**TASK DESCRIPTION**
Identify all lines in the data containing the string "icon". Copy them out.

**STORED RECORDS**
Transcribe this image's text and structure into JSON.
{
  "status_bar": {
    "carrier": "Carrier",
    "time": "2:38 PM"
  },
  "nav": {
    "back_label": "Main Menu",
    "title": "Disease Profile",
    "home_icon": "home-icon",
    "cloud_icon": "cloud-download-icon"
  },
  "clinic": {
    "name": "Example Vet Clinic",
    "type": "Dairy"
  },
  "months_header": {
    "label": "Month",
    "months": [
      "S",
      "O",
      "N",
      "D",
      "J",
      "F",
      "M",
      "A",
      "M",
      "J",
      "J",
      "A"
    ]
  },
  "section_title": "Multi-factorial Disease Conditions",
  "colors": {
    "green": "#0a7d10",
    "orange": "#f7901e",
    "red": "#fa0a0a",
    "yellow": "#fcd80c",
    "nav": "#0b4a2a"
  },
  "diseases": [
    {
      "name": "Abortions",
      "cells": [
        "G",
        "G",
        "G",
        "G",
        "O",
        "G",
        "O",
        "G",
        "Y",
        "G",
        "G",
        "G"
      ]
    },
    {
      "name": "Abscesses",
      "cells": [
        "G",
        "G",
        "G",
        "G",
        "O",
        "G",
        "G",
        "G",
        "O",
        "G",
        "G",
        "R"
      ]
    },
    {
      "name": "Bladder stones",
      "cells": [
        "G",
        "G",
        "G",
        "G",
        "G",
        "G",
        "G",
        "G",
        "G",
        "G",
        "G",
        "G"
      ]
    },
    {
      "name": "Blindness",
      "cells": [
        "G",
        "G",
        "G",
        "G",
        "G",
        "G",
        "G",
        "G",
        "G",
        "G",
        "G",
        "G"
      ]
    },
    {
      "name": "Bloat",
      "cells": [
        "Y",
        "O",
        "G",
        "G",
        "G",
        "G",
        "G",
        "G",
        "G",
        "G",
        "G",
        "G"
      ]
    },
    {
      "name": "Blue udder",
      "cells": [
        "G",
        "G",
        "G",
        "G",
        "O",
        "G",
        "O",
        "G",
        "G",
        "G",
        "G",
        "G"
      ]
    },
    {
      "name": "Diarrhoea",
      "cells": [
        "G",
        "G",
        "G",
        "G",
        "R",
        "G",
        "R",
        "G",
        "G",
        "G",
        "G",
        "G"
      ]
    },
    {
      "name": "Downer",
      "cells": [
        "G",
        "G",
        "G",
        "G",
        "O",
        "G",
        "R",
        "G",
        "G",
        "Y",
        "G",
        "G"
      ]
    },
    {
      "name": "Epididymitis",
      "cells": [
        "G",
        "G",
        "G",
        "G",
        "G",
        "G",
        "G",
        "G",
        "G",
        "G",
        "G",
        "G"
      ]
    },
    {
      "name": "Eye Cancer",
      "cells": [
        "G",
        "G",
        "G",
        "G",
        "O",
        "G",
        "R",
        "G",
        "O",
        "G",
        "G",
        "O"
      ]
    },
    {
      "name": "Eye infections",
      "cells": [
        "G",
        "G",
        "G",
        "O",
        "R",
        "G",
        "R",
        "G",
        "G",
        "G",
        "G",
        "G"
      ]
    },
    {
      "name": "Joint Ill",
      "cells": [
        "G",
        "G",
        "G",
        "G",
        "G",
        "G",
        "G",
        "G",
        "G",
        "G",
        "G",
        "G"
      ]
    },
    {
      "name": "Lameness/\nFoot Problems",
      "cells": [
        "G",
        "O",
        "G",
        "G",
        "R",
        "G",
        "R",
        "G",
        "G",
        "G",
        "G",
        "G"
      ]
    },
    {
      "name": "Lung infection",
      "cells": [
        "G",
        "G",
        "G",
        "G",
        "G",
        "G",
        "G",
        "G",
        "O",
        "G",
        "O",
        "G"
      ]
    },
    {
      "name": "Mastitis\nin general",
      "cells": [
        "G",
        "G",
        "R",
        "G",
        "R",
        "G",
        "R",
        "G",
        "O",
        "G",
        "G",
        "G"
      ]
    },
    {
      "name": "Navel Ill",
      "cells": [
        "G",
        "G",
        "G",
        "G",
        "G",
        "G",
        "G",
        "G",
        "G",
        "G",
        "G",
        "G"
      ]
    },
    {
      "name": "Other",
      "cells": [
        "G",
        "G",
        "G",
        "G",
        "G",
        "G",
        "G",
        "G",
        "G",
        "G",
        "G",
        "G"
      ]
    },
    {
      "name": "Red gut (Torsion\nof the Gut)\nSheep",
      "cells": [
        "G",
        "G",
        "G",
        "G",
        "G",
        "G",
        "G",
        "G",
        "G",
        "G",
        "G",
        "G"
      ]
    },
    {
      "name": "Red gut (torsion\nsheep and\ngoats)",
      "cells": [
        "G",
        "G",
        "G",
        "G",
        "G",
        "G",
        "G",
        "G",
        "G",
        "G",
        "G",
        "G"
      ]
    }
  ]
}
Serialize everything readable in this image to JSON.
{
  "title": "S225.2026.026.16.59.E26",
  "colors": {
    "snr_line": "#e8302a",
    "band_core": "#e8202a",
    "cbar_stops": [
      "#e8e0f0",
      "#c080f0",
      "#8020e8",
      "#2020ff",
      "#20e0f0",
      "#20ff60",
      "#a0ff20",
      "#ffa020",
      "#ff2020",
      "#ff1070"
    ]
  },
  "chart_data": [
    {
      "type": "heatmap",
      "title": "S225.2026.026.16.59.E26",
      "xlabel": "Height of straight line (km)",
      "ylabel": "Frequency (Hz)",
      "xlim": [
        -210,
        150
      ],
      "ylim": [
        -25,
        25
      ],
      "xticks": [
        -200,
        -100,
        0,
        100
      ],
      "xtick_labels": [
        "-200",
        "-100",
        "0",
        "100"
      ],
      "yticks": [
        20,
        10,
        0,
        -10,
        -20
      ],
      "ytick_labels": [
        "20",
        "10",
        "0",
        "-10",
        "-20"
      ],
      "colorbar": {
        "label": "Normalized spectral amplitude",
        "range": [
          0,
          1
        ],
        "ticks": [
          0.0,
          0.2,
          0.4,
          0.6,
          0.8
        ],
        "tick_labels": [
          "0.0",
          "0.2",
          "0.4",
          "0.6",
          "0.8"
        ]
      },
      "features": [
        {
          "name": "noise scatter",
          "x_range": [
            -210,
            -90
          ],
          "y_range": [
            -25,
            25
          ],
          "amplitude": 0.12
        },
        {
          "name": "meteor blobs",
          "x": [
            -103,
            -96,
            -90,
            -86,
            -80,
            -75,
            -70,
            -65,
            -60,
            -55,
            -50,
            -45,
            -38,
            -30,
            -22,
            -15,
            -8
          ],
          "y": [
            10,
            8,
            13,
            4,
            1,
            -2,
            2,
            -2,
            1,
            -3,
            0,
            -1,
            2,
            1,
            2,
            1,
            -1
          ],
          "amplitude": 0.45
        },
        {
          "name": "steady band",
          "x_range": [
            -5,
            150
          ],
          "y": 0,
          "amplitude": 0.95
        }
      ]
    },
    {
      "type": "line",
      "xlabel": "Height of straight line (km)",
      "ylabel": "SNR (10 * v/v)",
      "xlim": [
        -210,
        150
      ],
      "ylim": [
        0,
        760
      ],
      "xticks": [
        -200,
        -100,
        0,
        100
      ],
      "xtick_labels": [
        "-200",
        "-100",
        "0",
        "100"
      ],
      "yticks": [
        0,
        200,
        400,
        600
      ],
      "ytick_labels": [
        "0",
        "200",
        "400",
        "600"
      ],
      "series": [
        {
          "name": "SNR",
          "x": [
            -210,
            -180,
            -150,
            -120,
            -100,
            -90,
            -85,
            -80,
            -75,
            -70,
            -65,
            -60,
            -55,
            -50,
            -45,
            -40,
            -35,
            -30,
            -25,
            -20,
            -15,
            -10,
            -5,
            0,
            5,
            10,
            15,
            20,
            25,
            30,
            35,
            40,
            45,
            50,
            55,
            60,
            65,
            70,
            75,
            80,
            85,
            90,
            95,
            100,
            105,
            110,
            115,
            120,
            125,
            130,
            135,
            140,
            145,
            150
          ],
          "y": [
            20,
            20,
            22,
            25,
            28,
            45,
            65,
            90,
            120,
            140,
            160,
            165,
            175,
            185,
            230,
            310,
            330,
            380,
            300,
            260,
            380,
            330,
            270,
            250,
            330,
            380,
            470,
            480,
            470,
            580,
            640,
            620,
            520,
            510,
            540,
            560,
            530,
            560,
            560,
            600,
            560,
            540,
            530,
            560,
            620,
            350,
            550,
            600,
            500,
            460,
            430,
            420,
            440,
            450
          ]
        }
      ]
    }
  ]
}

**SOLUTION TO THIS TASK**
    "home_icon": "home-icon",
    "cloud_icon": "cloud-download-icon"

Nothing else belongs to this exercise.